[Saved entries]
--------------------------------

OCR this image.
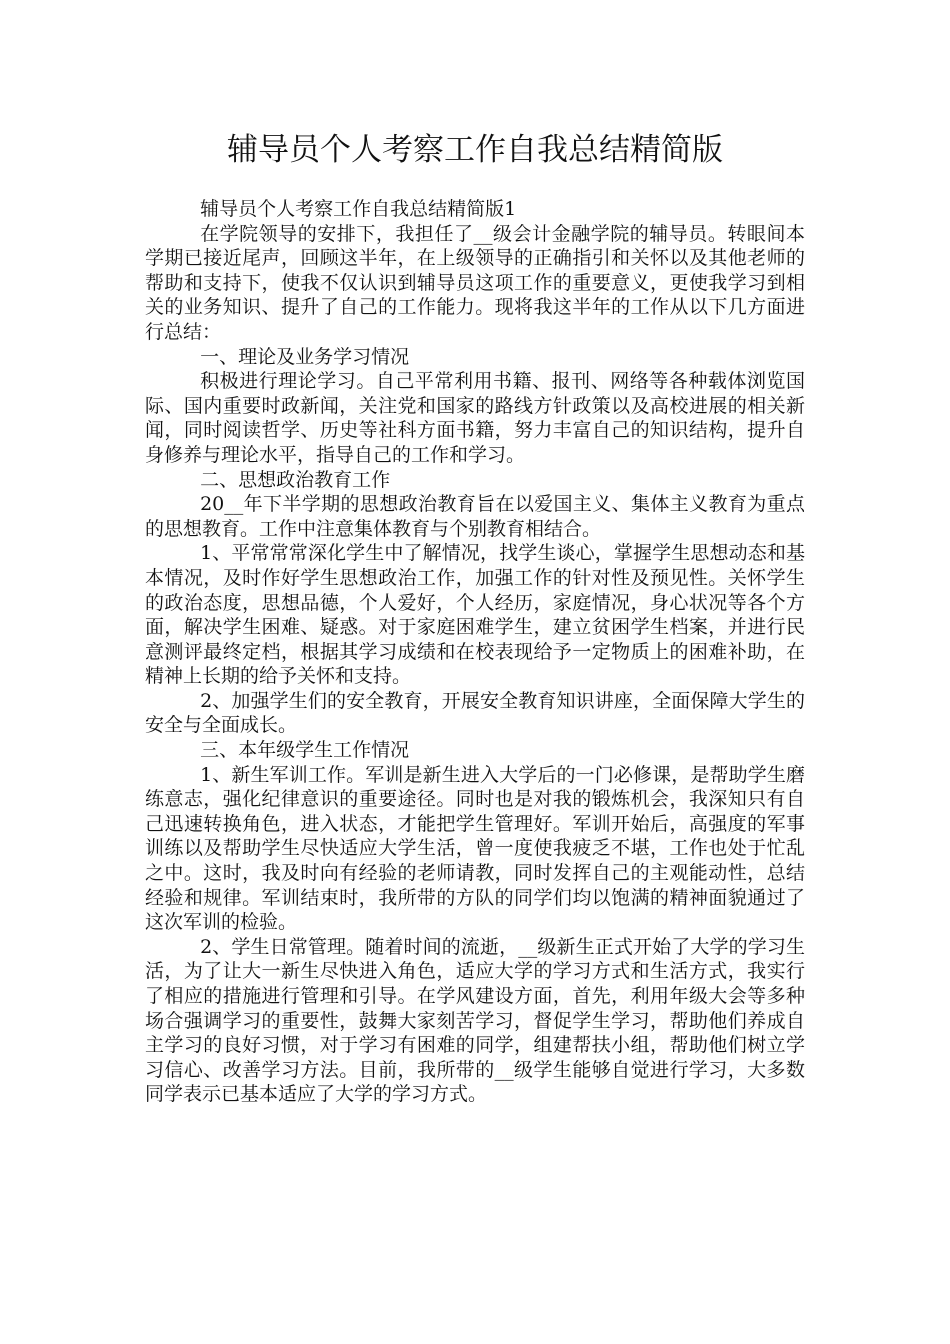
辅导员个人考察工作自我总结精简版

辅导员个人考察工作自我总结精简版1

在学院领导的安排下，我担任了__级会计金融学院的辅导员。转眼间本学期已接近尾声，回顾这半年，在上级领导的正确指引和关怀以及其他老师的帮助和支持下，使我不仅认识到辅导员这项工作的重要意义，更使我学习到相关的业务知识、提升了自己的工作能力。现将我这半年的工作从以下几方面进行总结：

一、理论及业务学习情况

积极进行理论学习。自己平常利用书籍、报刊、网络等各种载体浏览国际、国内重要时政新闻，关注党和国家的路线方针政策以及高校进展的相关新闻，同时阅读哲学、历史等社科方面书籍，努力丰富自己的知识结构，提升自身修养与理论水平，指导自己的工作和学习。

二、思想政治教育工作

20__年下半学期的思想政治教育旨在以爱国主义、集体主义教育为重点的思想教育。工作中注意集体教育与个别教育相结合。

1、平常常常深化学生中了解情况，找学生谈心，掌握学生思想动态和基本情况，及时作好学生思想政治工作，加强工作的针对性及预见性。关怀学生的政治态度，思想品德，个人爱好，个人经历，家庭情况，身心状况等各个方面，解决学生困难、疑惑。对于家庭困难学生，建立贫困学生档案，并进行民意测评最终定档，根据其学习成绩和在校表现给予一定物质上的困难补助，在精神上长期的给予关怀和支持。

2、加强学生们的安全教育，开展安全教育知识讲座，全面保障大学生的安全与全面成长。

三、本年级学生工作情况

1、新生军训工作。军训是新生进入大学后的一门必修课，是帮助学生磨练意志，强化纪律意识的重要途径。同时也是对我的锻炼机会，我深知只有自己迅速转换角色，进入状态，才能把学生管理好。军训开始后，高强度的军事训练以及帮助学生尽快适应大学生活，曾一度使我疲乏不堪，工作也处于忙乱之中。这时，我及时向有经验的老师请教，同时发挥自己的主观能动性，总结经验和规律。军训结束时，我所带的方队的同学们均以饱满的精神面貌通过了这次军训的检验。

2、学生日常管理。随着时间的流逝，__级新生正式开始了大学的学习生活，为了让大一新生尽快进入角色，适应大学的学习方式和生活方式，我实行了相应的措施进行管理和引导。在学风建设方面，首先，利用年级大会等多种场合强调学习的重要性，鼓舞大家刻苦学习，督促学生学习，帮助他们养成自主学习的良好习惯，对于学习有困难的同学，组建帮扶小组，帮助他们树立学习信心、改善学习方法。目前，我所带的__级学生能够自觉进行学习，大多数同学表示已基本适应了大学的学习方式。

--------------------------------

_Task goal_: Give the entries again word for word, but skip the pictures.

_Worked answer_:
OCR this image.
辅导员个人考察工作自我总结精简版

辅导员个人考察工作自我总结精简版1

在学院领导的安排下，我担任了__级会计金融学院的辅导员。转眼间本学期已接近尾声，回顾这半年，在上级领导的正确指引和关怀以及其他老师的帮助和支持下，使我不仅认识到辅导员这项工作的重要意义，更使我学习到相关的业务知识、提升了自己的工作能力。现将我这半年的工作从以下几方面进行总结：

一、理论及业务学习情况

积极进行理论学习。自己平常利用书籍、报刊、网络等各种载体浏览国际、国内重要时政新闻，关注党和国家的路线方针政策以及高校进展的相关新闻，同时阅读哲学、历史等社科方面书籍，努力丰富自己的知识结构，提升自身修养与理论水平，指导自己的工作和学习。

二、思想政治教育工作

20__年下半学期的思想政治教育旨在以爱国主义、集体主义教育为重点的思想教育。工作中注意集体教育与个别教育相结合。

1、平常常常深化学生中了解情况，找学生谈心，掌握学生思想动态和基本情况，及时作好学生思想政治工作，加强工作的针对性及预见性。关怀学生的政治态度，思想品德，个人爱好，个人经历，家庭情况，身心状况等各个方面，解决学生困难、疑惑。对于家庭困难学生，建立贫困学生档案，并进行民意测评最终定档，根据其学习成绩和在校表现给予一定物质上的困难补助，在精神上长期的给予关怀和支持。

2、加强学生们的安全教育，开展安全教育知识讲座，全面保障大学生的安全与全面成长。

三、本年级学生工作情况

1、新生军训工作。军训是新生进入大学后的一门必修课，是帮助学生磨练意志，强化纪律意识的重要途径。同时也是对我的锻炼机会，我深知只有自己迅速转换角色，进入状态，才能把学生管理好。军训开始后，高强度的军事训练以及帮助学生尽快适应大学生活，曾一度使我疲乏不堪，工作也处于忙乱之中。这时，我及时向有经验的老师请教，同时发挥自己的主观能动性，总结经验和规律。军训结束时，我所带的方队的同学们均以饱满的精神面貌通过了这次军训的检验。

2、学生日常管理。随着时间的流逝，__级新生正式开始了大学的学习生活，为了让大一新生尽快进入角色，适应大学的学习方式和生活方式，我实行了相应的措施进行管理和引导。在学风建设方面，首先，利用年级大会等多种场合强调学习的重要性，鼓舞大家刻苦学习，督促学生学习，帮助他们养成自主学习的良好习惯，对于学习有困难的同学，组建帮扶小组，帮助他们树立学习信心、改善学习方法。目前，我所带的__级学生能够自觉进行学习，大多数同学表示已基本适应了大学的学习方式。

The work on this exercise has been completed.